### The task
The records below should be written out again, exactly.

### Supplied material

┌──

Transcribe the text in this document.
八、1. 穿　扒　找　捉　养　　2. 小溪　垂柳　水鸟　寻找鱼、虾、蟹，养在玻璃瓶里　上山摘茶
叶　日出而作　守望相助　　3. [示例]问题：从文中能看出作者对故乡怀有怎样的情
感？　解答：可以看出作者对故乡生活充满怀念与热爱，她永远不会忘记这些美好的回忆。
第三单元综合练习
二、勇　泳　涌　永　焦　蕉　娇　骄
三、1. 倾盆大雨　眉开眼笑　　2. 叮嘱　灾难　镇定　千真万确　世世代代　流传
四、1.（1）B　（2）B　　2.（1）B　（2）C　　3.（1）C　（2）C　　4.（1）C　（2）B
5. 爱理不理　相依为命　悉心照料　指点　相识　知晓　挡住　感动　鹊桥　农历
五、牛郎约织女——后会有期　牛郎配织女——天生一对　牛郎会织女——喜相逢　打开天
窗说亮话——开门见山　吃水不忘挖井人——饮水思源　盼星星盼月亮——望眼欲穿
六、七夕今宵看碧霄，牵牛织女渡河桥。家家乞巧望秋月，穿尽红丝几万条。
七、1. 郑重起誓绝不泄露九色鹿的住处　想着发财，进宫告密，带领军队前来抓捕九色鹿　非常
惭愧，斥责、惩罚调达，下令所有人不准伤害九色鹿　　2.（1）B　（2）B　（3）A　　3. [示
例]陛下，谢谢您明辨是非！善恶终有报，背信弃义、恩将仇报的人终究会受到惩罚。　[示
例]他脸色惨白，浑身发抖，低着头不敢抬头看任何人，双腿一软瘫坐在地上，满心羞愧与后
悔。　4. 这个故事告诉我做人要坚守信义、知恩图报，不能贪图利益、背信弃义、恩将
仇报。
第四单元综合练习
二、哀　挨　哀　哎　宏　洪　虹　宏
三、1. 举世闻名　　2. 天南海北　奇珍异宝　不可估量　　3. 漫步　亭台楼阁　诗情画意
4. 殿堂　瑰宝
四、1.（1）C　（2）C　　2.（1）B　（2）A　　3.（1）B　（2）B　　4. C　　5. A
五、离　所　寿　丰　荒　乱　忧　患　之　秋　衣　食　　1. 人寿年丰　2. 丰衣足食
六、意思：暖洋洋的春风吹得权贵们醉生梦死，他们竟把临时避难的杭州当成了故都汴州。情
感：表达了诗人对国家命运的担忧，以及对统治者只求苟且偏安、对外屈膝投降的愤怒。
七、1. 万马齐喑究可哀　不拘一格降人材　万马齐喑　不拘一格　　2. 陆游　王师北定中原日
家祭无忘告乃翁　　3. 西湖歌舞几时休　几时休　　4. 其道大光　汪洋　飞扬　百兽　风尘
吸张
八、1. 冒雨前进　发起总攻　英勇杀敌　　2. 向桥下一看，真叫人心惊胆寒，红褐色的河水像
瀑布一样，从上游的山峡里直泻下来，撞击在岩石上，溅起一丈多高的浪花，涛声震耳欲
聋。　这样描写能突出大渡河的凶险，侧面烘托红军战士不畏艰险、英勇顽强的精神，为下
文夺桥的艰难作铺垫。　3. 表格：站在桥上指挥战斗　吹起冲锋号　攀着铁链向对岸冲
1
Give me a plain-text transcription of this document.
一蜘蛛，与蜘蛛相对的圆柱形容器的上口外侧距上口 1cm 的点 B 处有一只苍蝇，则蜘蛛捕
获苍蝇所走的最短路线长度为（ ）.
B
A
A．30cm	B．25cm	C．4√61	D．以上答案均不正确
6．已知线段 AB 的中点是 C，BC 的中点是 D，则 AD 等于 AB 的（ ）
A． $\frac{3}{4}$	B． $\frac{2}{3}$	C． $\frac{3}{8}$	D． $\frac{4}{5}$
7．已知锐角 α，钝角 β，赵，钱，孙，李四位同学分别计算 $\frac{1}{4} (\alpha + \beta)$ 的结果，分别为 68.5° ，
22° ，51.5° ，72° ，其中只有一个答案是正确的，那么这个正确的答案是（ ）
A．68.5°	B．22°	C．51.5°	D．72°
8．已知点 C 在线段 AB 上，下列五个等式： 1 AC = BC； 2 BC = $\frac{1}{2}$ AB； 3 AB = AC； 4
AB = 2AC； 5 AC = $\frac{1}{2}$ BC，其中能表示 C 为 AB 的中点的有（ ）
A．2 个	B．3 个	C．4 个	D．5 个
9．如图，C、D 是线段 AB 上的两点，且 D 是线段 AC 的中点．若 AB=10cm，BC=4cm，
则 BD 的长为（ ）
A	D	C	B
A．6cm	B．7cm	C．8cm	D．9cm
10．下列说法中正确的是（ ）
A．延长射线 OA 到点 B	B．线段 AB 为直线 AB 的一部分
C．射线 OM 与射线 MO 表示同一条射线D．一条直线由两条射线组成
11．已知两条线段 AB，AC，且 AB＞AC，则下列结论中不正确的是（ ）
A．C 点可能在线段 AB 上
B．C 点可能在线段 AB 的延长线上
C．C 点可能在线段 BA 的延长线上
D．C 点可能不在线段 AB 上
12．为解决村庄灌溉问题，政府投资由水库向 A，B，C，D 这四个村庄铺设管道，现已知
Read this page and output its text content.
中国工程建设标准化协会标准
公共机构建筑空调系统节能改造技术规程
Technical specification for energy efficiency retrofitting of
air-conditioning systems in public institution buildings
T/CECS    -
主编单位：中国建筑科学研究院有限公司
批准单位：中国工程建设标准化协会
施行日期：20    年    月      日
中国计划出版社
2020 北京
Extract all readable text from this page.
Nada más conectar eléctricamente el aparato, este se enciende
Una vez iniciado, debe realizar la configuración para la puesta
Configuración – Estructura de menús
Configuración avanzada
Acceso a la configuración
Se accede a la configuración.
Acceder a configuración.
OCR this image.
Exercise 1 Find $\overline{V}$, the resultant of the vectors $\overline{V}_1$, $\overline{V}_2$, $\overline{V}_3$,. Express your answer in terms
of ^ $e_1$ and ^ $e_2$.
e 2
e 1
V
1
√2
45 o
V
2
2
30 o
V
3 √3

└──

### The solution
Transcribe the text in this document.
八、1. 穿　扒　找　捉　养　　2. 小溪　垂柳　水鸟　寻找鱼、虾、蟹，养在玻璃瓶里　上山摘茶
叶　日出而作　守望相助　　3. [示例]问题：从文中能看出作者对故乡怀有怎样的情
感？　解答：可以看出作者对故乡生活充满怀念与热爱，她永远不会忘记这些美好的回忆。
第三单元综合练习
二、勇　泳　涌　永　焦　蕉　娇　骄
三、1. 倾盆大雨　眉开眼笑　　2. 叮嘱　灾难　镇定　千真万确　世世代代　流传
四、1.（1）B　（2）B　　2.（1）B　（2）C　　3.（1）C　（2）C　　4.（1）C　（2）B
5. 爱理不理　相依为命　悉心照料　指点　相识　知晓　挡住　感动　鹊桥　农历
五、牛郎约织女——后会有期　牛郎配织女——天生一对　牛郎会织女——喜相逢　打开天
窗说亮话——开门见山　吃水不忘挖井人——饮水思源　盼星星盼月亮——望眼欲穿
六、七夕今宵看碧霄，牵牛织女渡河桥。家家乞巧望秋月，穿尽红丝几万条。
七、1. 郑重起誓绝不泄露九色鹿的住处　想着发财，进宫告密，带领军队前来抓捕九色鹿　非常
惭愧，斥责、惩罚调达，下令所有人不准伤害九色鹿　　2.（1）B　（2）B　（3）A　　3. [示
例]陛下，谢谢您明辨是非！善恶终有报，背信弃义、恩将仇报的人终究会受到惩罚。　[示
例]他脸色惨白，浑身发抖，低着头不敢抬头看任何人，双腿一软瘫坐在地上，满心羞愧与后
悔。　4. 这个故事告诉我做人要坚守信义、知恩图报，不能贪图利益、背信弃义、恩将
仇报。
第四单元综合练习
二、哀　挨　哀　哎　宏　洪　虹　宏
三、1. 举世闻名　　2. 天南海北　奇珍异宝　不可估量　　3. 漫步　亭台楼阁　诗情画意
4. 殿堂　瑰宝
四、1.（1）C　（2）C　　2.（1）B　（2）A　　3.（1）B　（2）B　　4. C　　5. A
五、离　所　寿　丰　荒　乱　忧　患　之　秋　衣　食　　1. 人寿年丰　2. 丰衣足食
六、意思：暖洋洋的春风吹得权贵们醉生梦死，他们竟把临时避难的杭州当成了故都汴州。情
感：表达了诗人对国家命运的担忧，以及对统治者只求苟且偏安、对外屈膝投降的愤怒。
七、1. 万马齐喑究可哀　不拘一格降人材　万马齐喑　不拘一格　　2. 陆游　王师北定中原日
家祭无忘告乃翁　　3. 西湖歌舞几时休　几时休　　4. 其道大光　汪洋　飞扬　百兽　风尘
吸张
八、1. 冒雨前进　发起总攻　英勇杀敌　　2. 向桥下一看，真叫人心惊胆寒，红褐色的河水像
瀑布一样，从上游的山峡里直泻下来，撞击在岩石上，溅起一丈多高的浪花，涛声震耳欲
聋。　这样描写能突出大渡河的凶险，侧面烘托红军战士不畏艰险、英勇顽强的精神，为下
文夺桥的艰难作铺垫。　3. 表格：站在桥上指挥战斗　吹起冲锋号　攀着铁链向对岸冲
1
Give me a plain-text transcription of this document.
一蜘蛛，与蜘蛛相对的圆柱形容器的上口外侧距上口 1cm 的点 B 处有一只苍蝇，则蜘蛛捕
获苍蝇所走的最短路线长度为（ ）.
B
A
A．30cm	B．25cm	C．4√61	D．以上答案均不正确
6．已知线段 AB 的中点是 C，BC 的中点是 D，则 AD 等于 AB 的（ ）
A． $\frac{3}{4}$	B． $\frac{2}{3}$	C． $\frac{3}{8}$	D． $\frac{4}{5}$
7．已知锐角 α，钝角 β，赵，钱，孙，李四位同学分别计算 $\frac{1}{4} (\alpha + \beta)$ 的结果，分别为 68.5° ，
22° ，51.5° ，72° ，其中只有一个答案是正确的，那么这个正确的答案是（ ）
A．68.5°	B．22°	C．51.5°	D．72°
8．已知点 C 在线段 AB 上，下列五个等式： 1 AC = BC； 2 BC = $\frac{1}{2}$ AB； 3 AB = AC； 4
AB = 2AC； 5 AC = $\frac{1}{2}$ BC，其中能表示 C 为 AB 的中点的有（ ）
A．2 个	B．3 个	C．4 个	D．5 个
9．如图，C、D 是线段 AB 上的两点，且 D 是线段 AC 的中点．若 AB=10cm，BC=4cm，
则 BD 的长为（ ）
A	D	C	B
A．6cm	B．7cm	C．8cm	D．9cm
10．下列说法中正确的是（ ）
A．延长射线 OA 到点 B	B．线段 AB 为直线 AB 的一部分
C．射线 OM 与射线 MO 表示同一条射线D．一条直线由两条射线组成
11．已知两条线段 AB，AC，且 AB＞AC，则下列结论中不正确的是（ ）
A．C 点可能在线段 AB 上
B．C 点可能在线段 AB 的延长线上
C．C 点可能在线段 BA 的延长线上
D．C 点可能不在线段 AB 上
12．为解决村庄灌溉问题，政府投资由水库向 A，B，C，D 这四个村庄铺设管道，现已知
Read this page and output its text content.
中国工程建设标准化协会标准
公共机构建筑空调系统节能改造技术规程
Technical specification for energy efficiency retrofitting of
air-conditioning systems in public institution buildings
T/CECS    -
主编单位：中国建筑科学研究院有限公司
批准单位：中国工程建设标准化协会
施行日期：20    年    月      日
中国计划出版社
2020 北京
Extract all readable text from this page.
Nada más conectar eléctricamente el aparato, este se enciende
Una vez iniciado, debe realizar la configuración para la puesta
Configuración – Estructura de menús
Configuración avanzada
Acceso a la configuración
Se accede a la configuración.
Acceder a configuración.
OCR this image.
Exercise 1 Find $\overline{V}$, the resultant of the vectors $\overline{V}_1$, $\overline{V}_2$, $\overline{V}_3$,. Express your answer in terms
of ^ $e_1$ and ^ $e_2$.
e 2
e 1
V
1
√2
45 o
V
2
2
30 o
V
3 √3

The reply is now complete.